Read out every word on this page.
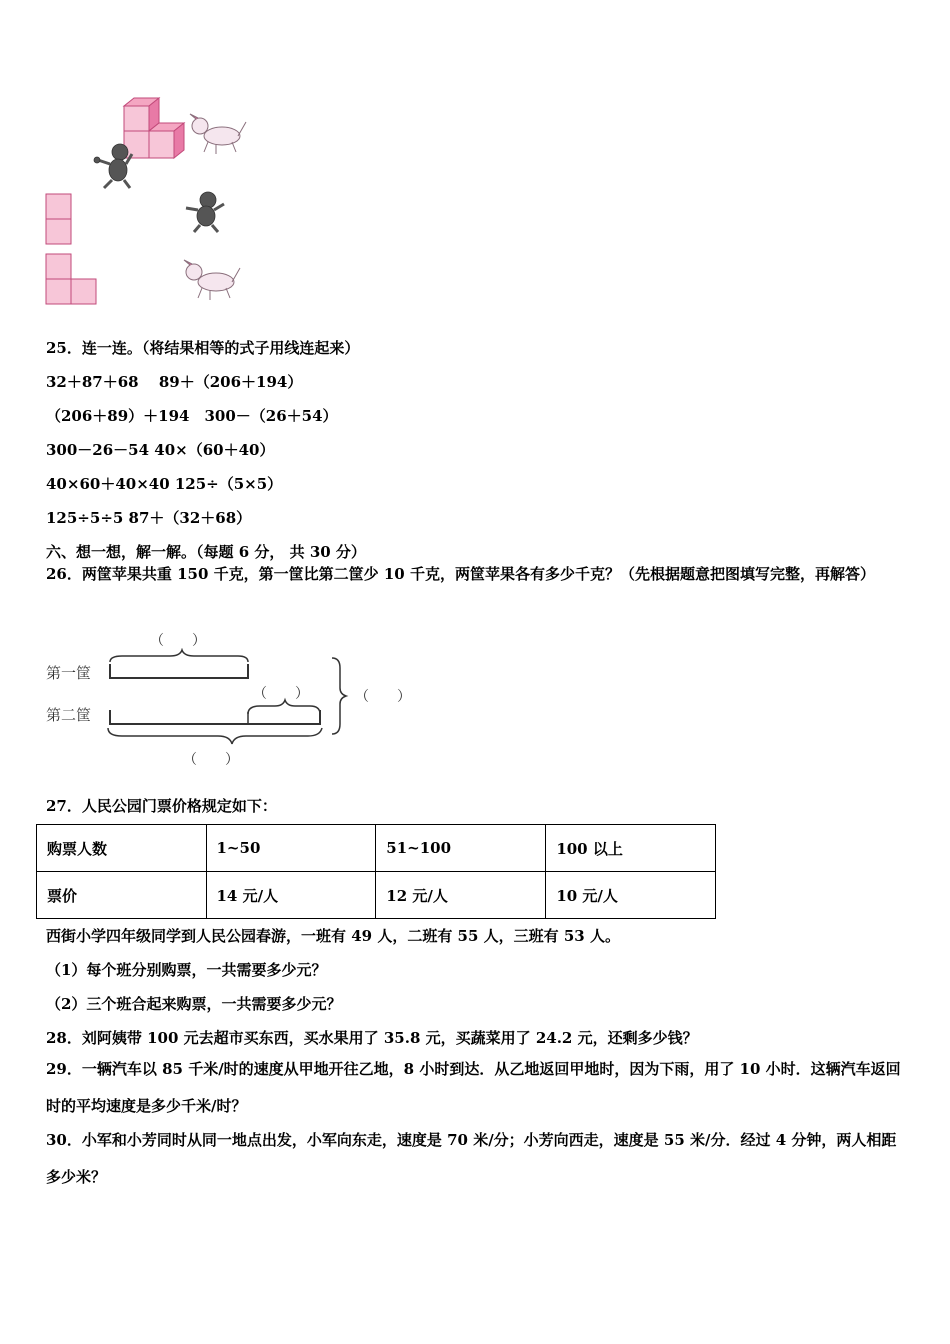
25．连一连。（将结果相等的式子用线连起来）
32＋87＋68　 89＋（206＋194）
（206＋89）＋194　300－（26＋54）
300－26－54 40×（60＋40）
40×60＋40×40 125÷（5×5）
125÷5÷5 87＋（32＋68）
六、想一想，解一解。（每题 6 分， 共 30 分）
26．两筐苹果共重 150 千克，第一筐比第二筐少 10 千克，两筐苹果各有多少千克？（先根据题意把图填写完整，再解答）
第一筐
第二筐
（　　）
（　　）	（　　）
（　　）
27．人民公园门票价格规定如下：
购票人数	1~50	51~100	100 以上
票价	14 元/人	12 元/人	10 元/人
西街小学四年级同学到人民公园春游，一班有 49 人，二班有 55 人，三班有 53 人。
（1）每个班分别购票，一共需要多少元？
（2）三个班合起来购票，一共需要多少元？
28．刘阿姨带 100 元去超市买东西，买水果用了 35.8 元，买蔬菜用了 24.2 元，还剩多少钱？
29．一辆汽车以 85 千米/时的速度从甲地开往乙地，8 小时到达．从乙地返回甲地时，因为下雨，用了 10 小时．这辆汽车返回时的平均速度是多少千米/时？
30．小军和小芳同时从同一地点出发，小军向东走，速度是 70 米/分；小芳向西走，速度是 55 米/分．经过 4 分钟，两人相距多少米？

§ Set exercise: Copy all lines from the material that contain "一共需要多少元".

§ Written reply:
（1）每个班分别购票，一共需要多少元？
（2）三个班合起来购票，一共需要多少元？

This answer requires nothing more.